Raw data:
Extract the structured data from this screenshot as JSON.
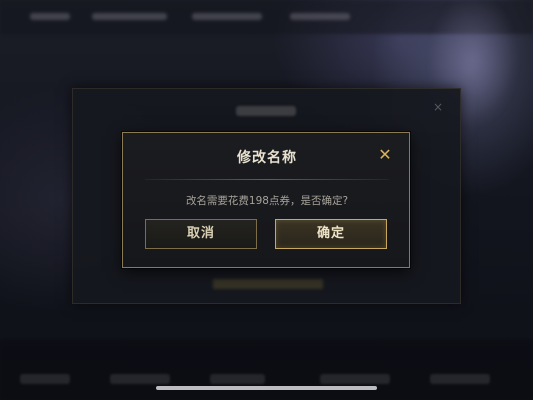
{
  "dialog": {
    "title": "修改名称",
    "message": "改名需要花费198点券，是否确定?",
    "cancel_label": "取消",
    "confirm_label": "确定",
    "close_glyph": "✕"
  },
  "colors": {
    "accent_gold": "#c8a85e",
    "border_gold": "#8a7b55",
    "dialog_bg": "#1b1c20",
    "title_text": "#e8e1cf",
    "message_text": "#a7a39a"
  },
  "icons": {
    "close": "close-icon"
  }
}
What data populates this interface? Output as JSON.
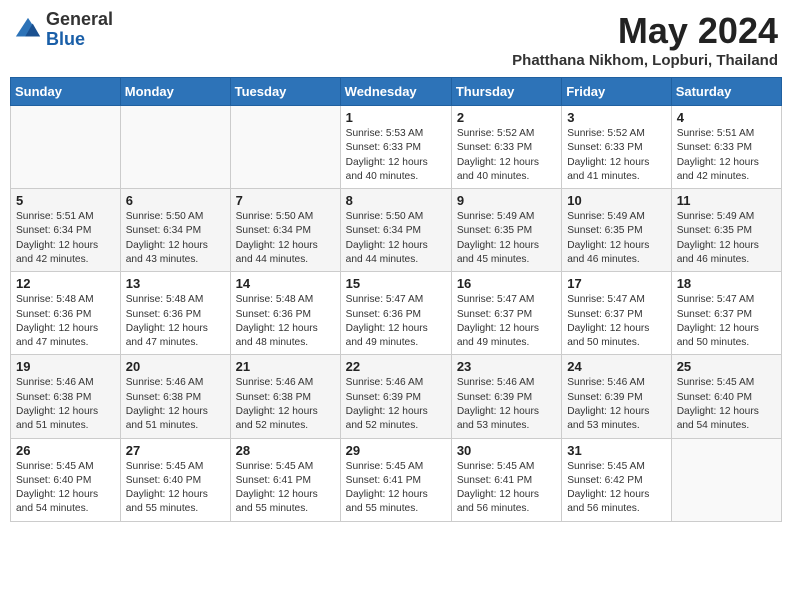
{
  "header": {
    "logo_general": "General",
    "logo_blue": "Blue",
    "month_year": "May 2024",
    "location": "Phatthana Nikhom, Lopburi, Thailand"
  },
  "days_of_week": [
    "Sunday",
    "Monday",
    "Tuesday",
    "Wednesday",
    "Thursday",
    "Friday",
    "Saturday"
  ],
  "weeks": [
    [
      {
        "day": "",
        "info": ""
      },
      {
        "day": "",
        "info": ""
      },
      {
        "day": "",
        "info": ""
      },
      {
        "day": "1",
        "info": "Sunrise: 5:53 AM\nSunset: 6:33 PM\nDaylight: 12 hours and 40 minutes."
      },
      {
        "day": "2",
        "info": "Sunrise: 5:52 AM\nSunset: 6:33 PM\nDaylight: 12 hours and 40 minutes."
      },
      {
        "day": "3",
        "info": "Sunrise: 5:52 AM\nSunset: 6:33 PM\nDaylight: 12 hours and 41 minutes."
      },
      {
        "day": "4",
        "info": "Sunrise: 5:51 AM\nSunset: 6:33 PM\nDaylight: 12 hours and 42 minutes."
      }
    ],
    [
      {
        "day": "5",
        "info": "Sunrise: 5:51 AM\nSunset: 6:34 PM\nDaylight: 12 hours and 42 minutes."
      },
      {
        "day": "6",
        "info": "Sunrise: 5:50 AM\nSunset: 6:34 PM\nDaylight: 12 hours and 43 minutes."
      },
      {
        "day": "7",
        "info": "Sunrise: 5:50 AM\nSunset: 6:34 PM\nDaylight: 12 hours and 44 minutes."
      },
      {
        "day": "8",
        "info": "Sunrise: 5:50 AM\nSunset: 6:34 PM\nDaylight: 12 hours and 44 minutes."
      },
      {
        "day": "9",
        "info": "Sunrise: 5:49 AM\nSunset: 6:35 PM\nDaylight: 12 hours and 45 minutes."
      },
      {
        "day": "10",
        "info": "Sunrise: 5:49 AM\nSunset: 6:35 PM\nDaylight: 12 hours and 46 minutes."
      },
      {
        "day": "11",
        "info": "Sunrise: 5:49 AM\nSunset: 6:35 PM\nDaylight: 12 hours and 46 minutes."
      }
    ],
    [
      {
        "day": "12",
        "info": "Sunrise: 5:48 AM\nSunset: 6:36 PM\nDaylight: 12 hours and 47 minutes."
      },
      {
        "day": "13",
        "info": "Sunrise: 5:48 AM\nSunset: 6:36 PM\nDaylight: 12 hours and 47 minutes."
      },
      {
        "day": "14",
        "info": "Sunrise: 5:48 AM\nSunset: 6:36 PM\nDaylight: 12 hours and 48 minutes."
      },
      {
        "day": "15",
        "info": "Sunrise: 5:47 AM\nSunset: 6:36 PM\nDaylight: 12 hours and 49 minutes."
      },
      {
        "day": "16",
        "info": "Sunrise: 5:47 AM\nSunset: 6:37 PM\nDaylight: 12 hours and 49 minutes."
      },
      {
        "day": "17",
        "info": "Sunrise: 5:47 AM\nSunset: 6:37 PM\nDaylight: 12 hours and 50 minutes."
      },
      {
        "day": "18",
        "info": "Sunrise: 5:47 AM\nSunset: 6:37 PM\nDaylight: 12 hours and 50 minutes."
      }
    ],
    [
      {
        "day": "19",
        "info": "Sunrise: 5:46 AM\nSunset: 6:38 PM\nDaylight: 12 hours and 51 minutes."
      },
      {
        "day": "20",
        "info": "Sunrise: 5:46 AM\nSunset: 6:38 PM\nDaylight: 12 hours and 51 minutes."
      },
      {
        "day": "21",
        "info": "Sunrise: 5:46 AM\nSunset: 6:38 PM\nDaylight: 12 hours and 52 minutes."
      },
      {
        "day": "22",
        "info": "Sunrise: 5:46 AM\nSunset: 6:39 PM\nDaylight: 12 hours and 52 minutes."
      },
      {
        "day": "23",
        "info": "Sunrise: 5:46 AM\nSunset: 6:39 PM\nDaylight: 12 hours and 53 minutes."
      },
      {
        "day": "24",
        "info": "Sunrise: 5:46 AM\nSunset: 6:39 PM\nDaylight: 12 hours and 53 minutes."
      },
      {
        "day": "25",
        "info": "Sunrise: 5:45 AM\nSunset: 6:40 PM\nDaylight: 12 hours and 54 minutes."
      }
    ],
    [
      {
        "day": "26",
        "info": "Sunrise: 5:45 AM\nSunset: 6:40 PM\nDaylight: 12 hours and 54 minutes."
      },
      {
        "day": "27",
        "info": "Sunrise: 5:45 AM\nSunset: 6:40 PM\nDaylight: 12 hours and 55 minutes."
      },
      {
        "day": "28",
        "info": "Sunrise: 5:45 AM\nSunset: 6:41 PM\nDaylight: 12 hours and 55 minutes."
      },
      {
        "day": "29",
        "info": "Sunrise: 5:45 AM\nSunset: 6:41 PM\nDaylight: 12 hours and 55 minutes."
      },
      {
        "day": "30",
        "info": "Sunrise: 5:45 AM\nSunset: 6:41 PM\nDaylight: 12 hours and 56 minutes."
      },
      {
        "day": "31",
        "info": "Sunrise: 5:45 AM\nSunset: 6:42 PM\nDaylight: 12 hours and 56 minutes."
      },
      {
        "day": "",
        "info": ""
      }
    ]
  ]
}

What is required:
Every line holding "JSON" should be copied out.

Solution to the problem:
Extract the structured data from this screenshot as JSON.
What data populates this interface? Output as JSON.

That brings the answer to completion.